--- Begin ---

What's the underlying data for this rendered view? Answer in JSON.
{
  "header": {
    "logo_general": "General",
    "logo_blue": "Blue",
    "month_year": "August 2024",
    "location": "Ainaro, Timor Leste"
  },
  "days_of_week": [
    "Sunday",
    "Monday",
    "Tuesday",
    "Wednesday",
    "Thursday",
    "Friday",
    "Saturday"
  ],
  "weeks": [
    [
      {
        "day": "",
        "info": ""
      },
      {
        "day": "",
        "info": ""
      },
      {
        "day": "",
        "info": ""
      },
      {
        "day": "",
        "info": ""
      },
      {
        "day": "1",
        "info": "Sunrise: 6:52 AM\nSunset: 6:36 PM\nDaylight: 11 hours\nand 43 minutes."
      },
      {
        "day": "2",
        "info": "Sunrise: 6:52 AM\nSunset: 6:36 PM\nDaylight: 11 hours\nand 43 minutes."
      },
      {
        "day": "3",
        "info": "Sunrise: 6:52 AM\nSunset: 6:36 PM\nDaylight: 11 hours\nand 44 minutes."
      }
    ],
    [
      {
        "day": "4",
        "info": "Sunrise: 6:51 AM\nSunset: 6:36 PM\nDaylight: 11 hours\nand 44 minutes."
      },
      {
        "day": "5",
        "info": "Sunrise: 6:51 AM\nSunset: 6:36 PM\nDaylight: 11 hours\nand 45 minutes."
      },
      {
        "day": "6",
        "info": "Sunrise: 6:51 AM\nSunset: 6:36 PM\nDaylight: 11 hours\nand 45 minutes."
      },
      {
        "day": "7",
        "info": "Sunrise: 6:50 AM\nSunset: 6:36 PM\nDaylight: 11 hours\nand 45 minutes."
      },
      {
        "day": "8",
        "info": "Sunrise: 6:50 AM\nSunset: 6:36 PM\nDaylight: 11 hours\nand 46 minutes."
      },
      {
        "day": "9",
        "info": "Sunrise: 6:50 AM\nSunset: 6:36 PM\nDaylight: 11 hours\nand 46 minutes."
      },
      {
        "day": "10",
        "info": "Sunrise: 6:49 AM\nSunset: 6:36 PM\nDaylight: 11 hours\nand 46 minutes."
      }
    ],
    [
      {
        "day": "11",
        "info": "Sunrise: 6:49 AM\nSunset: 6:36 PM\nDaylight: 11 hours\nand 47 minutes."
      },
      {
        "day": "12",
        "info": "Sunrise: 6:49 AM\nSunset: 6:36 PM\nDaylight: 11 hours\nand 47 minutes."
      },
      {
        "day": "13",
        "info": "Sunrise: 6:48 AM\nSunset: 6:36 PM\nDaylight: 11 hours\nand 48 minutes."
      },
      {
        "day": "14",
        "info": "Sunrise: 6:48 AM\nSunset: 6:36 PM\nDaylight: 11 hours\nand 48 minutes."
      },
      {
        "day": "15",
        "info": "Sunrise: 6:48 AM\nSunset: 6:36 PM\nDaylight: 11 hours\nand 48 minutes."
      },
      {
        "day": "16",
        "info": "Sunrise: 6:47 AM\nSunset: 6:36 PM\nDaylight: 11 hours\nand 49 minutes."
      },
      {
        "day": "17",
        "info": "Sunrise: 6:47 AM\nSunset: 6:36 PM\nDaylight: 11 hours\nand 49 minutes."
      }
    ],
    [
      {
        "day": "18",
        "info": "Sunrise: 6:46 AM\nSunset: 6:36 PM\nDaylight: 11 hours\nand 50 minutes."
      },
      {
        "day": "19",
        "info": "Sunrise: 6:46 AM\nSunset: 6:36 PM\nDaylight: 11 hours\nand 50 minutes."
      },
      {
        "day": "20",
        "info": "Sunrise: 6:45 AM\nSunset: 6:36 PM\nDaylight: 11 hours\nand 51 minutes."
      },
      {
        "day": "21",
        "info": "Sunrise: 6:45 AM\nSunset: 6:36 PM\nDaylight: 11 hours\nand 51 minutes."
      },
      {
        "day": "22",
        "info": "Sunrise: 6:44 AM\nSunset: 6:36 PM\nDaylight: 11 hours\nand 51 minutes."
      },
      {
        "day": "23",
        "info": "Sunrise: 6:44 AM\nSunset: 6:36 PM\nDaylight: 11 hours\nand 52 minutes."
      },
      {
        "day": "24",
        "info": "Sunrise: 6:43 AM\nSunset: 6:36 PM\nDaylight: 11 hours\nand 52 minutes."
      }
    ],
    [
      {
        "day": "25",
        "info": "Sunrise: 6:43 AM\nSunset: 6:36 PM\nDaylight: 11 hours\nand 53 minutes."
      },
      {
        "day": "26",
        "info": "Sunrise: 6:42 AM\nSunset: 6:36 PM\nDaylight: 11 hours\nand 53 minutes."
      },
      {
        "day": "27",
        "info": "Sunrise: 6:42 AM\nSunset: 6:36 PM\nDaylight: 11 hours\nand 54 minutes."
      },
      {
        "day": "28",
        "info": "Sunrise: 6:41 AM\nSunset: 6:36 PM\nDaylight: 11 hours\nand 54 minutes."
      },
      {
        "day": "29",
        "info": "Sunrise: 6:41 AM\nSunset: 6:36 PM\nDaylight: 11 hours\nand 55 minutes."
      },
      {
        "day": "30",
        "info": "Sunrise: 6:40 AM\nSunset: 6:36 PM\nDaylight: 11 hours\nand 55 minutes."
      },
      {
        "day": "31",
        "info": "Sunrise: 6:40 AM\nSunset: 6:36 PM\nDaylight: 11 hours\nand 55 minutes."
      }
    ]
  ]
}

--- End ---

All of the lines above must be returned exactly.

What's the underlying data for this rendered view? Answer in JSON.
{
  "header": {
    "logo_general": "General",
    "logo_blue": "Blue",
    "month_year": "August 2024",
    "location": "Ainaro, Timor Leste"
  },
  "days_of_week": [
    "Sunday",
    "Monday",
    "Tuesday",
    "Wednesday",
    "Thursday",
    "Friday",
    "Saturday"
  ],
  "weeks": [
    [
      {
        "day": "",
        "info": ""
      },
      {
        "day": "",
        "info": ""
      },
      {
        "day": "",
        "info": ""
      },
      {
        "day": "",
        "info": ""
      },
      {
        "day": "1",
        "info": "Sunrise: 6:52 AM\nSunset: 6:36 PM\nDaylight: 11 hours\nand 43 minutes."
      },
      {
        "day": "2",
        "info": "Sunrise: 6:52 AM\nSunset: 6:36 PM\nDaylight: 11 hours\nand 43 minutes."
      },
      {
        "day": "3",
        "info": "Sunrise: 6:52 AM\nSunset: 6:36 PM\nDaylight: 11 hours\nand 44 minutes."
      }
    ],
    [
      {
        "day": "4",
        "info": "Sunrise: 6:51 AM\nSunset: 6:36 PM\nDaylight: 11 hours\nand 44 minutes."
      },
      {
        "day": "5",
        "info": "Sunrise: 6:51 AM\nSunset: 6:36 PM\nDaylight: 11 hours\nand 45 minutes."
      },
      {
        "day": "6",
        "info": "Sunrise: 6:51 AM\nSunset: 6:36 PM\nDaylight: 11 hours\nand 45 minutes."
      },
      {
        "day": "7",
        "info": "Sunrise: 6:50 AM\nSunset: 6:36 PM\nDaylight: 11 hours\nand 45 minutes."
      },
      {
        "day": "8",
        "info": "Sunrise: 6:50 AM\nSunset: 6:36 PM\nDaylight: 11 hours\nand 46 minutes."
      },
      {
        "day": "9",
        "info": "Sunrise: 6:50 AM\nSunset: 6:36 PM\nDaylight: 11 hours\nand 46 minutes."
      },
      {
        "day": "10",
        "info": "Sunrise: 6:49 AM\nSunset: 6:36 PM\nDaylight: 11 hours\nand 46 minutes."
      }
    ],
    [
      {
        "day": "11",
        "info": "Sunrise: 6:49 AM\nSunset: 6:36 PM\nDaylight: 11 hours\nand 47 minutes."
      },
      {
        "day": "12",
        "info": "Sunrise: 6:49 AM\nSunset: 6:36 PM\nDaylight: 11 hours\nand 47 minutes."
      },
      {
        "day": "13",
        "info": "Sunrise: 6:48 AM\nSunset: 6:36 PM\nDaylight: 11 hours\nand 48 minutes."
      },
      {
        "day": "14",
        "info": "Sunrise: 6:48 AM\nSunset: 6:36 PM\nDaylight: 11 hours\nand 48 minutes."
      },
      {
        "day": "15",
        "info": "Sunrise: 6:48 AM\nSunset: 6:36 PM\nDaylight: 11 hours\nand 48 minutes."
      },
      {
        "day": "16",
        "info": "Sunrise: 6:47 AM\nSunset: 6:36 PM\nDaylight: 11 hours\nand 49 minutes."
      },
      {
        "day": "17",
        "info": "Sunrise: 6:47 AM\nSunset: 6:36 PM\nDaylight: 11 hours\nand 49 minutes."
      }
    ],
    [
      {
        "day": "18",
        "info": "Sunrise: 6:46 AM\nSunset: 6:36 PM\nDaylight: 11 hours\nand 50 minutes."
      },
      {
        "day": "19",
        "info": "Sunrise: 6:46 AM\nSunset: 6:36 PM\nDaylight: 11 hours\nand 50 minutes."
      },
      {
        "day": "20",
        "info": "Sunrise: 6:45 AM\nSunset: 6:36 PM\nDaylight: 11 hours\nand 51 minutes."
      },
      {
        "day": "21",
        "info": "Sunrise: 6:45 AM\nSunset: 6:36 PM\nDaylight: 11 hours\nand 51 minutes."
      },
      {
        "day": "22",
        "info": "Sunrise: 6:44 AM\nSunset: 6:36 PM\nDaylight: 11 hours\nand 51 minutes."
      },
      {
        "day": "23",
        "info": "Sunrise: 6:44 AM\nSunset: 6:36 PM\nDaylight: 11 hours\nand 52 minutes."
      },
      {
        "day": "24",
        "info": "Sunrise: 6:43 AM\nSunset: 6:36 PM\nDaylight: 11 hours\nand 52 minutes."
      }
    ],
    [
      {
        "day": "25",
        "info": "Sunrise: 6:43 AM\nSunset: 6:36 PM\nDaylight: 11 hours\nand 53 minutes."
      },
      {
        "day": "26",
        "info": "Sunrise: 6:42 AM\nSunset: 6:36 PM\nDaylight: 11 hours\nand 53 minutes."
      },
      {
        "day": "27",
        "info": "Sunrise: 6:42 AM\nSunset: 6:36 PM\nDaylight: 11 hours\nand 54 minutes."
      },
      {
        "day": "28",
        "info": "Sunrise: 6:41 AM\nSunset: 6:36 PM\nDaylight: 11 hours\nand 54 minutes."
      },
      {
        "day": "29",
        "info": "Sunrise: 6:41 AM\nSunset: 6:36 PM\nDaylight: 11 hours\nand 55 minutes."
      },
      {
        "day": "30",
        "info": "Sunrise: 6:40 AM\nSunset: 6:36 PM\nDaylight: 11 hours\nand 55 minutes."
      },
      {
        "day": "31",
        "info": "Sunrise: 6:40 AM\nSunset: 6:36 PM\nDaylight: 11 hours\nand 55 minutes."
      }
    ]
  ]
}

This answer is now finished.